Exercise inputs:
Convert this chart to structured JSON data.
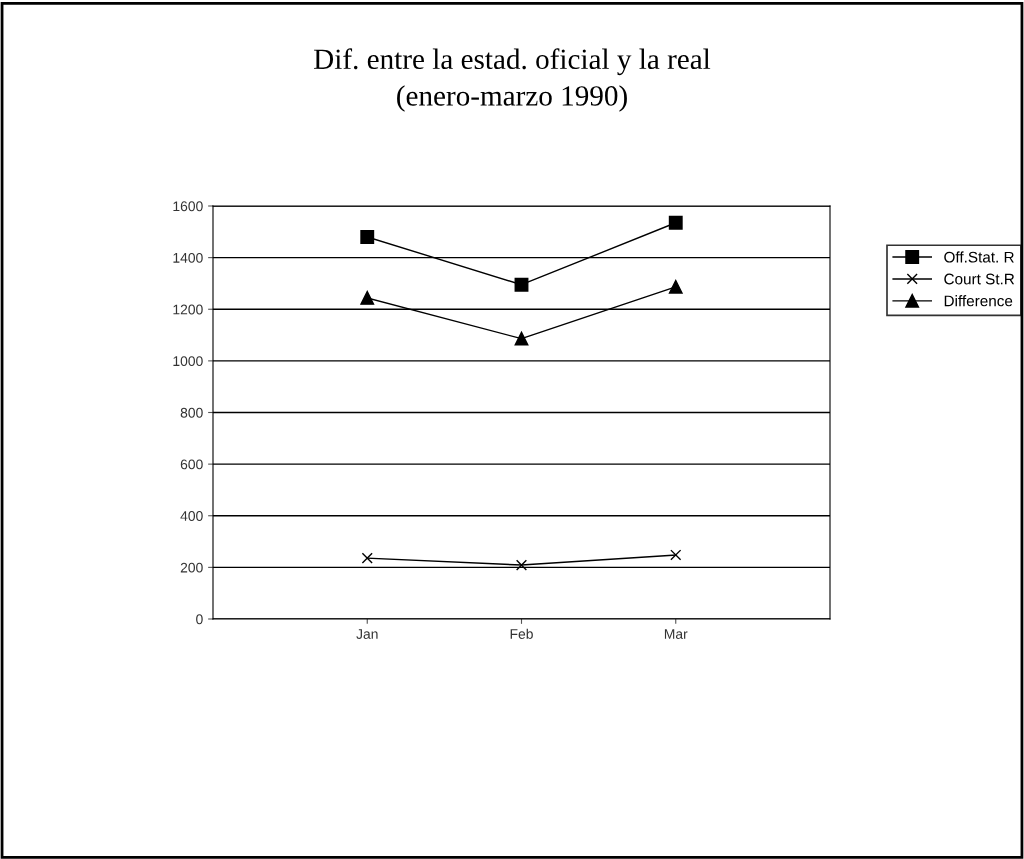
{
  "chart_data": {
    "type": "line",
    "title": "Dif. entre la estad. oficial y la real\n(enero-marzo 1990)",
    "categories": [
      "Jan",
      "Feb",
      "Mar"
    ],
    "series": [
      {
        "name": "Off.Stat. R",
        "color": "#000000",
        "marker": "square",
        "values": [
          1480,
          1295,
          1535
        ]
      },
      {
        "name": "Court St.R",
        "color": "#000000",
        "marker": "cross",
        "values": [
          236,
          209,
          248
        ]
      },
      {
        "name": "Difference",
        "color": "#000000",
        "marker": "triangle",
        "values": [
          1244,
          1086,
          1287
        ]
      }
    ],
    "ylim": [
      0,
      1600
    ],
    "yticks": [
      0,
      200,
      400,
      600,
      800,
      1000,
      1200,
      1400,
      1600
    ],
    "grid": "y",
    "legend": "right",
    "line_style": "solid"
  }
}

Exercise prompt: Write out the entries above verbatim; the pictures do not belong in your copy.

Written answer:
Convert this chart to structured JSON data.
{
  "chart_data": {
    "type": "line",
    "title": "Dif. entre la estad. oficial y la real\n(enero-marzo 1990)",
    "categories": [
      "Jan",
      "Feb",
      "Mar"
    ],
    "series": [
      {
        "name": "Off.Stat. R",
        "color": "#000000",
        "marker": "square",
        "values": [
          1480,
          1295,
          1535
        ]
      },
      {
        "name": "Court St.R",
        "color": "#000000",
        "marker": "cross",
        "values": [
          236,
          209,
          248
        ]
      },
      {
        "name": "Difference",
        "color": "#000000",
        "marker": "triangle",
        "values": [
          1244,
          1086,
          1287
        ]
      }
    ],
    "ylim": [
      0,
      1600
    ],
    "yticks": [
      0,
      200,
      400,
      600,
      800,
      1000,
      1200,
      1400,
      1600
    ],
    "grid": "y",
    "legend": "right",
    "line_style": "solid"
  }
}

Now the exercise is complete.